Collected data:

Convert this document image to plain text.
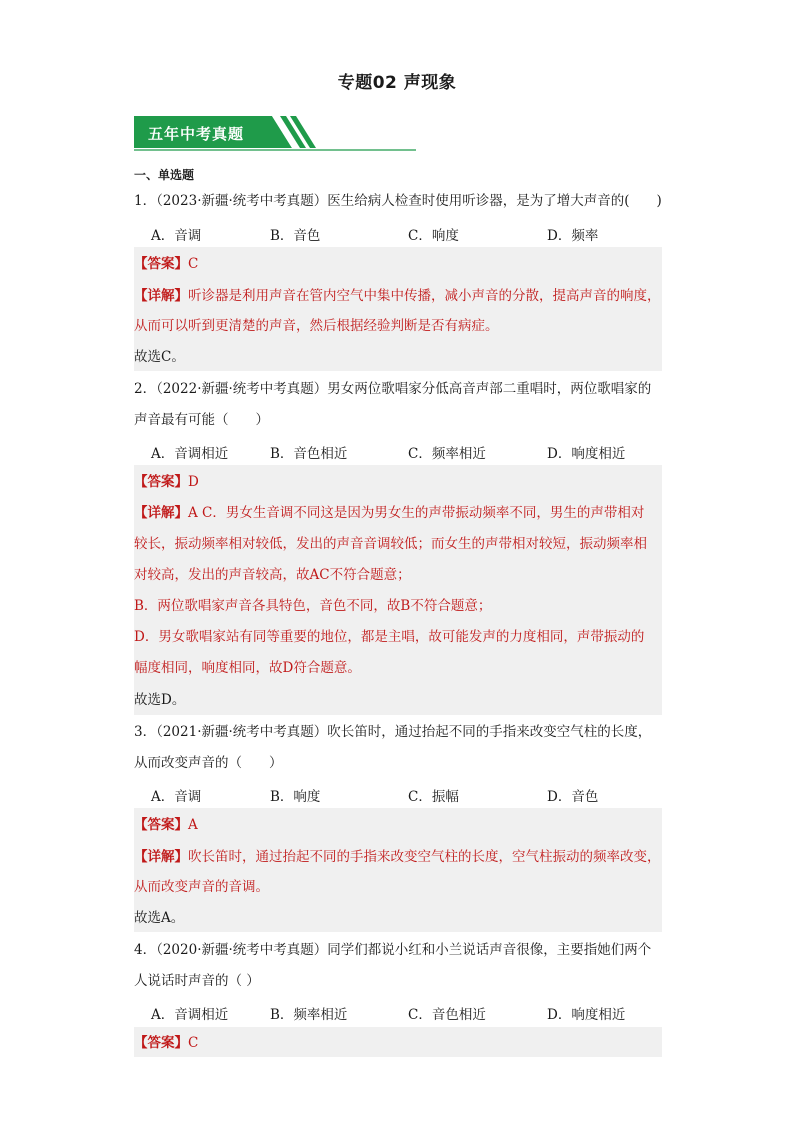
专题02 声现象
五年中考真题
一、单选题
1．（2023·新疆·统考中考真题）医生给病人检查时使用听诊器，是为了增大声音的(　　)
A．音调	B．音色	C．响度	D．频率
【答案】C
【详解】听诊器是利用声音在管内空气中集中传播，减小声音的分散，提高声音的响度，
从而可以听到更清楚的声音，然后根据经验判断是否有病症。
故选C。
2．（2022·新疆·统考中考真题）男女两位歌唱家分低高音声部二重唱时，两位歌唱家的
声音最有可能（　　）
A．音调相近	B．音色相近	C．频率相近	D．响度相近
【答案】D
【详解】A C．男女生音调不同这是因为男女生的声带振动频率不同，男生的声带相对
较长，振动频率相对较低，发出的声音音调较低；而女生的声带相对较短，振动频率相
对较高，发出的声音较高，故AC不符合题意；
B．两位歌唱家声音各具特色，音色不同，故B不符合题意；
D．男女歌唱家站有同等重要的地位，都是主唱，故可能发声的力度相同，声带振动的
幅度相同，响度相同，故D符合题意。
故选D。
3．（2021·新疆·统考中考真题）吹长笛时，通过抬起不同的手指来改变空气柱的长度，
从而改变声音的（　　）
A．音调	B．响度	C．振幅	D．音色
【答案】A
【详解】吹长笛时，通过抬起不同的手指来改变空气柱的长度，空气柱振动的频率改变，
从而改变声音的音调。
故选A。
4．（2020·新疆·统考中考真题）同学们都说小红和小兰说话声音很像，主要指她们两个
人说话时声音的（ ）
A．音调相近	B．频率相近	C．音色相近	D．响度相近
【答案】C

Instructions to follow:
Make an exact copy of the data, leaving its pictures out.

Right answer:
Convert this document image to plain text.
专题02 声现象
五年中考真题
一、单选题
1．（2023·新疆·统考中考真题）医生给病人检查时使用听诊器，是为了增大声音的(　　)
A．音调	B．音色	C．响度	D．频率
【答案】C
【详解】听诊器是利用声音在管内空气中集中传播，减小声音的分散，提高声音的响度，
从而可以听到更清楚的声音，然后根据经验判断是否有病症。
故选C。
2．（2022·新疆·统考中考真题）男女两位歌唱家分低高音声部二重唱时，两位歌唱家的
声音最有可能（　　）
A．音调相近	B．音色相近	C．频率相近	D．响度相近
【答案】D
【详解】A C．男女生音调不同这是因为男女生的声带振动频率不同，男生的声带相对
较长，振动频率相对较低，发出的声音音调较低；而女生的声带相对较短，振动频率相
对较高，发出的声音较高，故AC不符合题意；
B．两位歌唱家声音各具特色，音色不同，故B不符合题意；
D．男女歌唱家站有同等重要的地位，都是主唱，故可能发声的力度相同，声带振动的
幅度相同，响度相同，故D符合题意。
故选D。
3．（2021·新疆·统考中考真题）吹长笛时，通过抬起不同的手指来改变空气柱的长度，
从而改变声音的（　　）
A．音调	B．响度	C．振幅	D．音色
【答案】A
【详解】吹长笛时，通过抬起不同的手指来改变空气柱的长度，空气柱振动的频率改变，
从而改变声音的音调。
故选A。
4．（2020·新疆·统考中考真题）同学们都说小红和小兰说话声音很像，主要指她们两个
人说话时声音的（ ）
A．音调相近	B．频率相近	C．音色相近	D．响度相近
【答案】C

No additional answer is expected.